• [What is required] Draw out every line with the word "قريش" from the listing below.

-- Start --

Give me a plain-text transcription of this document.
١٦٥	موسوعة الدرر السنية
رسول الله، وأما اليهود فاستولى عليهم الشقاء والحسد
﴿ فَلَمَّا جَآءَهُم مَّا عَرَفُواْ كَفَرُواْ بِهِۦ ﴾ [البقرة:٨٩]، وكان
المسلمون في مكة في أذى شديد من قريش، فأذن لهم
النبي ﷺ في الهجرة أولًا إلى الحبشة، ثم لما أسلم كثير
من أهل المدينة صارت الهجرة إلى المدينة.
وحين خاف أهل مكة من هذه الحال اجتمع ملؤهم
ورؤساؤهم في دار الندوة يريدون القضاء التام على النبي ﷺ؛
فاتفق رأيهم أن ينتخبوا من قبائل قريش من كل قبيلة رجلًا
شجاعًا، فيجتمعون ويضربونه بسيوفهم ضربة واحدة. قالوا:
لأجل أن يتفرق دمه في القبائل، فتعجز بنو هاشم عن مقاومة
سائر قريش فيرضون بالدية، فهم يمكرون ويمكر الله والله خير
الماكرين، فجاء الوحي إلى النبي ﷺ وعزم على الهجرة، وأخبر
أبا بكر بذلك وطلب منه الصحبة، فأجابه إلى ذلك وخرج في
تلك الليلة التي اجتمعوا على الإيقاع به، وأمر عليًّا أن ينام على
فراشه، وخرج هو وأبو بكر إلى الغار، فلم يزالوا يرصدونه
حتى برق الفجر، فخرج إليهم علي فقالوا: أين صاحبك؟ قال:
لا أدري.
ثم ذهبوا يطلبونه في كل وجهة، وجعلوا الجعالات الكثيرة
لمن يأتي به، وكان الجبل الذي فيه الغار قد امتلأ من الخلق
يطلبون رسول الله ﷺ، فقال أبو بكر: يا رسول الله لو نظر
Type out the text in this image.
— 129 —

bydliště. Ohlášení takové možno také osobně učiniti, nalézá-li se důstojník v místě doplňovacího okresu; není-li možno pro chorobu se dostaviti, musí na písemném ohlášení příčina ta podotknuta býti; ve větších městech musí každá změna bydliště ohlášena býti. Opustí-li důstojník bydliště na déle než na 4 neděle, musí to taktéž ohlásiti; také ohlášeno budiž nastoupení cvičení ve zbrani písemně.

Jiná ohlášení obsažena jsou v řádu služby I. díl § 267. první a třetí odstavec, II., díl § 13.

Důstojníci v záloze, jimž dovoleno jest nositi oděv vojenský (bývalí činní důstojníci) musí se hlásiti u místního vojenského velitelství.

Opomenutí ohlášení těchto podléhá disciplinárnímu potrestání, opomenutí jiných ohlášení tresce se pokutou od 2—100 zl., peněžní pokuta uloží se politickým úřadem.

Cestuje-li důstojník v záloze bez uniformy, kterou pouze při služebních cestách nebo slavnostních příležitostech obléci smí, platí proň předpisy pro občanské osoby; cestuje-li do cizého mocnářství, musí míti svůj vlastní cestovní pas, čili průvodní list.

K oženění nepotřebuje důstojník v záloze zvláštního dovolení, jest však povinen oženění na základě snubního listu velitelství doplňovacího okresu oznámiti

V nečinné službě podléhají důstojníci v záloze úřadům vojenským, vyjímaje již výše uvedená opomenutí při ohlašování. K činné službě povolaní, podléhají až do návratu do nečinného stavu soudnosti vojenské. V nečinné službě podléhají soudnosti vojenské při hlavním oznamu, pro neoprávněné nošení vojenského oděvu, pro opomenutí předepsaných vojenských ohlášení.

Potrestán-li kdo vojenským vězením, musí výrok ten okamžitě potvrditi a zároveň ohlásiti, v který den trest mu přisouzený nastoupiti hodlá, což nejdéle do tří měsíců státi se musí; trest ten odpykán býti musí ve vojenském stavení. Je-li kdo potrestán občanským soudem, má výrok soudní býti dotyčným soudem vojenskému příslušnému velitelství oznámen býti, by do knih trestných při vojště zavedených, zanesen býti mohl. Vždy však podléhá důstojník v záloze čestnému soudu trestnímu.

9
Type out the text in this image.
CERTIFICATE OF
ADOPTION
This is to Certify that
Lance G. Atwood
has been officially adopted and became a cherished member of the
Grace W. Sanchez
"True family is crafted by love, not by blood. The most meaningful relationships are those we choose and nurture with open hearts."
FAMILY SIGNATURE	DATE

-- End --

• [Full output]
المسلمون في مكة في أذى شديد من قريش، فأذن لهم
فاتفق رأيهم أن ينتخبوا من قبائل قريش من كل قبيلة رجلًا
سائر قريش فيرضون بالدية، فهم يمكرون ويمكر الله والله خير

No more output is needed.